-- PROVIDED ENTRIES --
---------------
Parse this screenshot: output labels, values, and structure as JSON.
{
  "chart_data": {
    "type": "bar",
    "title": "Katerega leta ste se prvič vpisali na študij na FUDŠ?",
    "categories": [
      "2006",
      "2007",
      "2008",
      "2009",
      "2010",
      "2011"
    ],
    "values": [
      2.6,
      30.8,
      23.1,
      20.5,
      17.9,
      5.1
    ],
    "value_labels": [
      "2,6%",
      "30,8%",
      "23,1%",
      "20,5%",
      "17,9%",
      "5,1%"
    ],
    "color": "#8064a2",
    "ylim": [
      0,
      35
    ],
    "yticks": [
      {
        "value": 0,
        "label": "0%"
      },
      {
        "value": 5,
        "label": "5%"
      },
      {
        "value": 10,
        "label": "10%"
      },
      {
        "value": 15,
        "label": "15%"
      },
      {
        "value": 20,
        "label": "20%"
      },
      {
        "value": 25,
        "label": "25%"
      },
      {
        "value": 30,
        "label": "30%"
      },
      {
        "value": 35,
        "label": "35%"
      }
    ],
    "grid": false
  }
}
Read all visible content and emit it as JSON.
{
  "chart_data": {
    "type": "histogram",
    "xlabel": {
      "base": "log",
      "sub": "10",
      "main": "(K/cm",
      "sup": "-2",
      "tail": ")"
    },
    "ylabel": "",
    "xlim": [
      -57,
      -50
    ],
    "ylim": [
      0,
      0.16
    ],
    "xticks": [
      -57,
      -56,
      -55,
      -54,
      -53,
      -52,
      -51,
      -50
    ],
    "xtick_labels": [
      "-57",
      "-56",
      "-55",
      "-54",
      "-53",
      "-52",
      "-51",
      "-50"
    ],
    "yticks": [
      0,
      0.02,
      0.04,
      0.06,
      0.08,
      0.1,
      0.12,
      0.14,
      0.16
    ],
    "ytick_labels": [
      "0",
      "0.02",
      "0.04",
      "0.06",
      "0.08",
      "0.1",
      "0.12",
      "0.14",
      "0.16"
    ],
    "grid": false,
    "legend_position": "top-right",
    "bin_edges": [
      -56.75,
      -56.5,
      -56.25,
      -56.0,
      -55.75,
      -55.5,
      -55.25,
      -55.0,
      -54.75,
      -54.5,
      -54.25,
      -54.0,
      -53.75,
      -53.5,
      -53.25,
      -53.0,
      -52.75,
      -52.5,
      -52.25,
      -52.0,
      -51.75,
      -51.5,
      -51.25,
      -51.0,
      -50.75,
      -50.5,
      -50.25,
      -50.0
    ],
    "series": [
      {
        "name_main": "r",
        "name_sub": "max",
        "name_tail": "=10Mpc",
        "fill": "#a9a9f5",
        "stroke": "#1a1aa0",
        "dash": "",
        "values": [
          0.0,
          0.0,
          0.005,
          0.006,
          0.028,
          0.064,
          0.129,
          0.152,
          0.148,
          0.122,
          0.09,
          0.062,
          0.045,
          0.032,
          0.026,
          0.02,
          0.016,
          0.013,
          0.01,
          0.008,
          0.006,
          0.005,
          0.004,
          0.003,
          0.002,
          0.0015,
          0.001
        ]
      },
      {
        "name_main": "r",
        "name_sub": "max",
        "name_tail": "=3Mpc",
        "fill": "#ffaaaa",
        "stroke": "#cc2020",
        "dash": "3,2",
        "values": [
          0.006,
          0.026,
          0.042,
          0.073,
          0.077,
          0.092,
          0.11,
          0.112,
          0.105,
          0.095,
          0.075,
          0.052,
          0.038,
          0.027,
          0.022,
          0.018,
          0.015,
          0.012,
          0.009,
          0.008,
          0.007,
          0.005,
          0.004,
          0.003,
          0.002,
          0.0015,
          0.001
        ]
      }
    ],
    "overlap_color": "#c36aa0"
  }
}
---------------
Reproduce each entry word for word.

Parse this screenshot: output labels, values, and structure as JSON.
{
  "chart_data": {
    "type": "bar",
    "title": "Katerega leta ste se prvič vpisali na študij na FUDŠ?",
    "categories": [
      "2006",
      "2007",
      "2008",
      "2009",
      "2010",
      "2011"
    ],
    "values": [
      2.6,
      30.8,
      23.1,
      20.5,
      17.9,
      5.1
    ],
    "value_labels": [
      "2,6%",
      "30,8%",
      "23,1%",
      "20,5%",
      "17,9%",
      "5,1%"
    ],
    "color": "#8064a2",
    "ylim": [
      0,
      35
    ],
    "yticks": [
      {
        "value": 0,
        "label": "0%"
      },
      {
        "value": 5,
        "label": "5%"
      },
      {
        "value": 10,
        "label": "10%"
      },
      {
        "value": 15,
        "label": "15%"
      },
      {
        "value": 20,
        "label": "20%"
      },
      {
        "value": 25,
        "label": "25%"
      },
      {
        "value": 30,
        "label": "30%"
      },
      {
        "value": 35,
        "label": "35%"
      }
    ],
    "grid": false
  }
}
Read all visible content and emit it as JSON.
{
  "chart_data": {
    "type": "histogram",
    "xlabel": {
      "base": "log",
      "sub": "10",
      "main": "(K/cm",
      "sup": "-2",
      "tail": ")"
    },
    "ylabel": "",
    "xlim": [
      -57,
      -50
    ],
    "ylim": [
      0,
      0.16
    ],
    "xticks": [
      -57,
      -56,
      -55,
      -54,
      -53,
      -52,
      -51,
      -50
    ],
    "xtick_labels": [
      "-57",
      "-56",
      "-55",
      "-54",
      "-53",
      "-52",
      "-51",
      "-50"
    ],
    "yticks": [
      0,
      0.02,
      0.04,
      0.06,
      0.08,
      0.1,
      0.12,
      0.14,
      0.16
    ],
    "ytick_labels": [
      "0",
      "0.02",
      "0.04",
      "0.06",
      "0.08",
      "0.1",
      "0.12",
      "0.14",
      "0.16"
    ],
    "grid": false,
    "legend_position": "top-right",
    "bin_edges": [
      -56.75,
      -56.5,
      -56.25,
      -56.0,
      -55.75,
      -55.5,
      -55.25,
      -55.0,
      -54.75,
      -54.5,
      -54.25,
      -54.0,
      -53.75,
      -53.5,
      -53.25,
      -53.0,
      -52.75,
      -52.5,
      -52.25,
      -52.0,
      -51.75,
      -51.5,
      -51.25,
      -51.0,
      -50.75,
      -50.5,
      -50.25,
      -50.0
    ],
    "series": [
      {
        "name_main": "r",
        "name_sub": "max",
        "name_tail": "=10Mpc",
        "fill": "#a9a9f5",
        "stroke": "#1a1aa0",
        "dash": "",
        "values": [
          0.0,
          0.0,
          0.005,
          0.006,
          0.028,
          0.064,
          0.129,
          0.152,
          0.148,
          0.122,
          0.09,
          0.062,
          0.045,
          0.032,
          0.026,
          0.02,
          0.016,
          0.013,
          0.01,
          0.008,
          0.006,
          0.005,
          0.004,
          0.003,
          0.002,
          0.0015,
          0.001
        ]
      },
      {
        "name_main": "r",
        "name_sub": "max",
        "name_tail": "=3Mpc",
        "fill": "#ffaaaa",
        "stroke": "#cc2020",
        "dash": "3,2",
        "values": [
          0.006,
          0.026,
          0.042,
          0.073,
          0.077,
          0.092,
          0.11,
          0.112,
          0.105,
          0.095,
          0.075,
          0.052,
          0.038,
          0.027,
          0.022,
          0.018,
          0.015,
          0.012,
          0.009,
          0.008,
          0.007,
          0.005,
          0.004,
          0.003,
          0.002,
          0.0015,
          0.001
        ]
      }
    ],
    "overlap_color": "#c36aa0"
  }
}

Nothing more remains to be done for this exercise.